▶ _Set exercise_
Quote all of the entries word for word.

===============

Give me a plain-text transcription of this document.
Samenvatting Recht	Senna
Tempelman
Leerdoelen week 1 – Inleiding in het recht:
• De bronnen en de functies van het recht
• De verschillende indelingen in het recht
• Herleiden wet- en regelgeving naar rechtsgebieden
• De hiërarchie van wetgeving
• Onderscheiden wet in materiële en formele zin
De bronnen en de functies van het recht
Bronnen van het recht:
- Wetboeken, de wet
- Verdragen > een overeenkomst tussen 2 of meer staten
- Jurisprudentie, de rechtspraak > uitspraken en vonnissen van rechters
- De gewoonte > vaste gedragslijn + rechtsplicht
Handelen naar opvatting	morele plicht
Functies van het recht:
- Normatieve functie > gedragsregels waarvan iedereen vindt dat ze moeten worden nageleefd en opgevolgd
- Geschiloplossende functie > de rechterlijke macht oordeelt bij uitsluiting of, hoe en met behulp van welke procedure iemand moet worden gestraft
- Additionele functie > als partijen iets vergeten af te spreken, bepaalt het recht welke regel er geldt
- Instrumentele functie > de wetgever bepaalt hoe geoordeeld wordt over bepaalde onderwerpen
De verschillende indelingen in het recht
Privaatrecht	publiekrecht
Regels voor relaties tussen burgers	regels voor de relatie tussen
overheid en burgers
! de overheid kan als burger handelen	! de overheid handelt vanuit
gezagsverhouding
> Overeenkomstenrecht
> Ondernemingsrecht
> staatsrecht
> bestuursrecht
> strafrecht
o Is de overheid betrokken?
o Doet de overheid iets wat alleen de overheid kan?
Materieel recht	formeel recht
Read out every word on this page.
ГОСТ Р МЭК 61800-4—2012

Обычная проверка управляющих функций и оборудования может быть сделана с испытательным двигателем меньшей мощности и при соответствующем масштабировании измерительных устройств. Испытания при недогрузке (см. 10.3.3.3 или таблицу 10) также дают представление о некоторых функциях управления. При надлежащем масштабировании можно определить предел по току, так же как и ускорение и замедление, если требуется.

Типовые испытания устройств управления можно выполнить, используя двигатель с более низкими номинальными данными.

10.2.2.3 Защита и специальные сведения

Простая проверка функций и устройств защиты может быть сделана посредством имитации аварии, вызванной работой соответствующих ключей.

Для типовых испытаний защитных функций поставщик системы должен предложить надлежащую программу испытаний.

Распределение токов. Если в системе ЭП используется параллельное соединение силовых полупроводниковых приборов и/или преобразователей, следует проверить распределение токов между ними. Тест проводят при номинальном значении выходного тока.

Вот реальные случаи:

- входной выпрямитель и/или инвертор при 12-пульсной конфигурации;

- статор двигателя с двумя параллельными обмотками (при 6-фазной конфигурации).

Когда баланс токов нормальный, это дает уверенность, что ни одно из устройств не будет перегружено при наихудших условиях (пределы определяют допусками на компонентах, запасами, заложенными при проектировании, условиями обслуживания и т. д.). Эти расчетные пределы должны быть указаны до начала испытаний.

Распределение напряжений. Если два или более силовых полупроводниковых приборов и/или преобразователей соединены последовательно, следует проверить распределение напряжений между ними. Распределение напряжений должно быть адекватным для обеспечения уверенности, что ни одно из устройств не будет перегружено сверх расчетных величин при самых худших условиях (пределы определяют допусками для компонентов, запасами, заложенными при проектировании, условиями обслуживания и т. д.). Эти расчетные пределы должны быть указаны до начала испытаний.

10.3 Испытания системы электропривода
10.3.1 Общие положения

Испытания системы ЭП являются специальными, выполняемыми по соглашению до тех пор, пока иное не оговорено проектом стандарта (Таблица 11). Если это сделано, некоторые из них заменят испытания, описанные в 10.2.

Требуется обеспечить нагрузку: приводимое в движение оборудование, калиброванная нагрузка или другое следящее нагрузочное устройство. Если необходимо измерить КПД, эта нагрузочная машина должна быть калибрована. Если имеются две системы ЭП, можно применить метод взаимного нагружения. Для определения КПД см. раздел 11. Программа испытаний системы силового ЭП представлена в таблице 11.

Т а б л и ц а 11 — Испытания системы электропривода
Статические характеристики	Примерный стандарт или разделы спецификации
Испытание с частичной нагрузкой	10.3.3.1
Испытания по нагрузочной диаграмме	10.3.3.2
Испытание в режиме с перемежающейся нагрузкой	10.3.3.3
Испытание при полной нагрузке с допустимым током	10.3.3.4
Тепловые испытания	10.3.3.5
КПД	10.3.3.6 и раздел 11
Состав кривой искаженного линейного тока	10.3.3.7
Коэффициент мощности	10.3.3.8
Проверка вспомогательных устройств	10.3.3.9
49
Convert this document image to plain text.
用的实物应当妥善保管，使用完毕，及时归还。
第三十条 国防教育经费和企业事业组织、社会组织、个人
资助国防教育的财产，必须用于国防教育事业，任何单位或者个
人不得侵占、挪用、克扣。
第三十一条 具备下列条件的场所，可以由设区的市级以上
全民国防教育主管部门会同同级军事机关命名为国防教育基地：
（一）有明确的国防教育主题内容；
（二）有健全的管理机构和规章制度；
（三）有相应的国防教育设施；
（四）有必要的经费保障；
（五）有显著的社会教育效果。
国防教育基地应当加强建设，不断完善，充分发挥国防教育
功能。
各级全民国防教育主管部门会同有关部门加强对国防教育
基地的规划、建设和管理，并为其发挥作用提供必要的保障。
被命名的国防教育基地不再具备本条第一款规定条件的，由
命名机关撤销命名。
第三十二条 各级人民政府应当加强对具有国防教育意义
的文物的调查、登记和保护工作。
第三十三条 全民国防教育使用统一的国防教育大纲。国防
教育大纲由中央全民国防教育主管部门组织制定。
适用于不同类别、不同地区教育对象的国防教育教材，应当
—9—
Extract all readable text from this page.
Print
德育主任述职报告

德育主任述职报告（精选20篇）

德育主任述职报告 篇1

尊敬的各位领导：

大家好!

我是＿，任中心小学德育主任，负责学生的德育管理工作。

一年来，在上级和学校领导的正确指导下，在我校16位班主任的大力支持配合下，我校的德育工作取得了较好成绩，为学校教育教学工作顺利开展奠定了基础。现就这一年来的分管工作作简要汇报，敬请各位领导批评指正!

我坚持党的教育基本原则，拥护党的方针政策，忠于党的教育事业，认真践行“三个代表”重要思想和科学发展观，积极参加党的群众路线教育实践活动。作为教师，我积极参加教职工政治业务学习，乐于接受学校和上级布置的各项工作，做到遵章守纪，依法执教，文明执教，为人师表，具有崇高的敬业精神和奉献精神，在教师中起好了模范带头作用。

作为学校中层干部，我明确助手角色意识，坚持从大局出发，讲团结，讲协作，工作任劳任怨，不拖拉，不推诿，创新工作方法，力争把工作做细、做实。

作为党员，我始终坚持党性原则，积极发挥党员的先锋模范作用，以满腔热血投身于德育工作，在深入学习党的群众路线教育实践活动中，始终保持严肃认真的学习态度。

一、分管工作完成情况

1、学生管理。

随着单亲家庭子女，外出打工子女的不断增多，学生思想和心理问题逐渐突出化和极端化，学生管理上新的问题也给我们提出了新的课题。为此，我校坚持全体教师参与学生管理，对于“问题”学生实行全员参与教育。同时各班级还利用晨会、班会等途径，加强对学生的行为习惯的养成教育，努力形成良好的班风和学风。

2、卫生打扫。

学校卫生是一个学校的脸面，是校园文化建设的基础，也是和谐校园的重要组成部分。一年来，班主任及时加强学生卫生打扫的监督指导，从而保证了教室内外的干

===============

▶ _Written response_
Give me a plain-text transcription of this document.
Samenvatting Recht	Senna
Tempelman
Leerdoelen week 1 – Inleiding in het recht:
• De bronnen en de functies van het recht
• De verschillende indelingen in het recht
• Herleiden wet- en regelgeving naar rechtsgebieden
• De hiërarchie van wetgeving
• Onderscheiden wet in materiële en formele zin
De bronnen en de functies van het recht
Bronnen van het recht:
- Wetboeken, de wet
- Verdragen > een overeenkomst tussen 2 of meer staten
- Jurisprudentie, de rechtspraak > uitspraken en vonnissen van rechters
- De gewoonte > vaste gedragslijn + rechtsplicht
Handelen naar opvatting	morele plicht
Functies van het recht:
- Normatieve functie > gedragsregels waarvan iedereen vindt dat ze moeten worden nageleefd en opgevolgd
- Geschiloplossende functie > de rechterlijke macht oordeelt bij uitsluiting of, hoe en met behulp van welke procedure iemand moet worden gestraft
- Additionele functie > als partijen iets vergeten af te spreken, bepaalt het recht welke regel er geldt
- Instrumentele functie > de wetgever bepaalt hoe geoordeeld wordt over bepaalde onderwerpen
De verschillende indelingen in het recht
Privaatrecht	publiekrecht
Regels voor relaties tussen burgers	regels voor de relatie tussen
overheid en burgers
! de overheid kan als burger handelen	! de overheid handelt vanuit
gezagsverhouding
> Overeenkomstenrecht
> Ondernemingsrecht
> staatsrecht
> bestuursrecht
> strafrecht
o Is de overheid betrokken?
o Doet de overheid iets wat alleen de overheid kan?
Materieel recht	formeel recht
Read out every word on this page.
ГОСТ Р МЭК 61800-4—2012

Обычная проверка управляющих функций и оборудования может быть сделана с испытательным двигателем меньшей мощности и при соответствующем масштабировании измерительных устройств. Испытания при недогрузке (см. 10.3.3.3 или таблицу 10) также дают представление о некоторых функциях управления. При надлежащем масштабировании можно определить предел по току, так же как и ускорение и замедление, если требуется.

Типовые испытания устройств управления можно выполнить, используя двигатель с более низкими номинальными данными.

10.2.2.3 Защита и специальные сведения

Простая проверка функций и устройств защиты может быть сделана посредством имитации аварии, вызванной работой соответствующих ключей.

Для типовых испытаний защитных функций поставщик системы должен предложить надлежащую программу испытаний.

Распределение токов. Если в системе ЭП используется параллельное соединение силовых полупроводниковых приборов и/или преобразователей, следует проверить распределение токов между ними. Тест проводят при номинальном значении выходного тока.

Вот реальные случаи:

- входной выпрямитель и/или инвертор при 12-пульсной конфигурации;

- статор двигателя с двумя параллельными обмотками (при 6-фазной конфигурации).

Когда баланс токов нормальный, это дает уверенность, что ни одно из устройств не будет перегружено при наихудших условиях (пределы определяют допусками на компонентах, запасами, заложенными при проектировании, условиями обслуживания и т. д.). Эти расчетные пределы должны быть указаны до начала испытаний.

Распределение напряжений. Если два или более силовых полупроводниковых приборов и/или преобразователей соединены последовательно, следует проверить распределение напряжений между ними. Распределение напряжений должно быть адекватным для обеспечения уверенности, что ни одно из устройств не будет перегружено сверх расчетных величин при самых худших условиях (пределы определяют допусками для компонентов, запасами, заложенными при проектировании, условиями обслуживания и т. д.). Эти расчетные пределы должны быть указаны до начала испытаний.

10.3 Испытания системы электропривода
10.3.1 Общие положения

Испытания системы ЭП являются специальными, выполняемыми по соглашению до тех пор, пока иное не оговорено проектом стандарта (Таблица 11). Если это сделано, некоторые из них заменят испытания, описанные в 10.2.

Требуется обеспечить нагрузку: приводимое в движение оборудование, калиброванная нагрузка или другое следящее нагрузочное устройство. Если необходимо измерить КПД, эта нагрузочная машина должна быть калибрована. Если имеются две системы ЭП, можно применить метод взаимного нагружения. Для определения КПД см. раздел 11. Программа испытаний системы силового ЭП представлена в таблице 11.

Т а б л и ц а 11 — Испытания системы электропривода
Статические характеристики	Примерный стандарт или разделы спецификации
Испытание с частичной нагрузкой	10.3.3.1
Испытания по нагрузочной диаграмме	10.3.3.2
Испытание в режиме с перемежающейся нагрузкой	10.3.3.3
Испытание при полной нагрузке с допустимым током	10.3.3.4
Тепловые испытания	10.3.3.5
КПД	10.3.3.6 и раздел 11
Состав кривой искаженного линейного тока	10.3.3.7
Коэффициент мощности	10.3.3.8
Проверка вспомогательных устройств	10.3.3.9
49
Convert this document image to plain text.
用的实物应当妥善保管，使用完毕，及时归还。
第三十条 国防教育经费和企业事业组织、社会组织、个人
资助国防教育的财产，必须用于国防教育事业，任何单位或者个
人不得侵占、挪用、克扣。
第三十一条 具备下列条件的场所，可以由设区的市级以上
全民国防教育主管部门会同同级军事机关命名为国防教育基地：
（一）有明确的国防教育主题内容；
（二）有健全的管理机构和规章制度；
（三）有相应的国防教育设施；
（四）有必要的经费保障；
（五）有显著的社会教育效果。
国防教育基地应当加强建设，不断完善，充分发挥国防教育
功能。
各级全民国防教育主管部门会同有关部门加强对国防教育
基地的规划、建设和管理，并为其发挥作用提供必要的保障。
被命名的国防教育基地不再具备本条第一款规定条件的，由
命名机关撤销命名。
第三十二条 各级人民政府应当加强对具有国防教育意义
的文物的调查、登记和保护工作。
第三十三条 全民国防教育使用统一的国防教育大纲。国防
教育大纲由中央全民国防教育主管部门组织制定。
适用于不同类别、不同地区教育对象的国防教育教材，应当
—9—
Extract all readable text from this page.
Print
德育主任述职报告

德育主任述职报告（精选20篇）

德育主任述职报告 篇1

尊敬的各位领导：

大家好!

我是＿，任中心小学德育主任，负责学生的德育管理工作。

一年来，在上级和学校领导的正确指导下，在我校16位班主任的大力支持配合下，我校的德育工作取得了较好成绩，为学校教育教学工作顺利开展奠定了基础。现就这一年来的分管工作作简要汇报，敬请各位领导批评指正!

我坚持党的教育基本原则，拥护党的方针政策，忠于党的教育事业，认真践行“三个代表”重要思想和科学发展观，积极参加党的群众路线教育实践活动。作为教师，我积极参加教职工政治业务学习，乐于接受学校和上级布置的各项工作，做到遵章守纪，依法执教，文明执教，为人师表，具有崇高的敬业精神和奉献精神，在教师中起好了模范带头作用。

作为学校中层干部，我明确助手角色意识，坚持从大局出发，讲团结，讲协作，工作任劳任怨，不拖拉，不推诿，创新工作方法，力争把工作做细、做实。

作为党员，我始终坚持党性原则，积极发挥党员的先锋模范作用，以满腔热血投身于德育工作，在深入学习党的群众路线教育实践活动中，始终保持严肃认真的学习态度。

一、分管工作完成情况

1、学生管理。

随着单亲家庭子女，外出打工子女的不断增多，学生思想和心理问题逐渐突出化和极端化，学生管理上新的问题也给我们提出了新的课题。为此，我校坚持全体教师参与学生管理，对于“问题”学生实行全员参与教育。同时各班级还利用晨会、班会等途径，加强对学生的行为习惯的养成教育，努力形成良好的班风和学风。

2、卫生打扫。

学校卫生是一个学校的脸面，是校园文化建设的基础，也是和谐校园的重要组成部分。一年来，班主任及时加强学生卫生打扫的监督指导，从而保证了教室内外的干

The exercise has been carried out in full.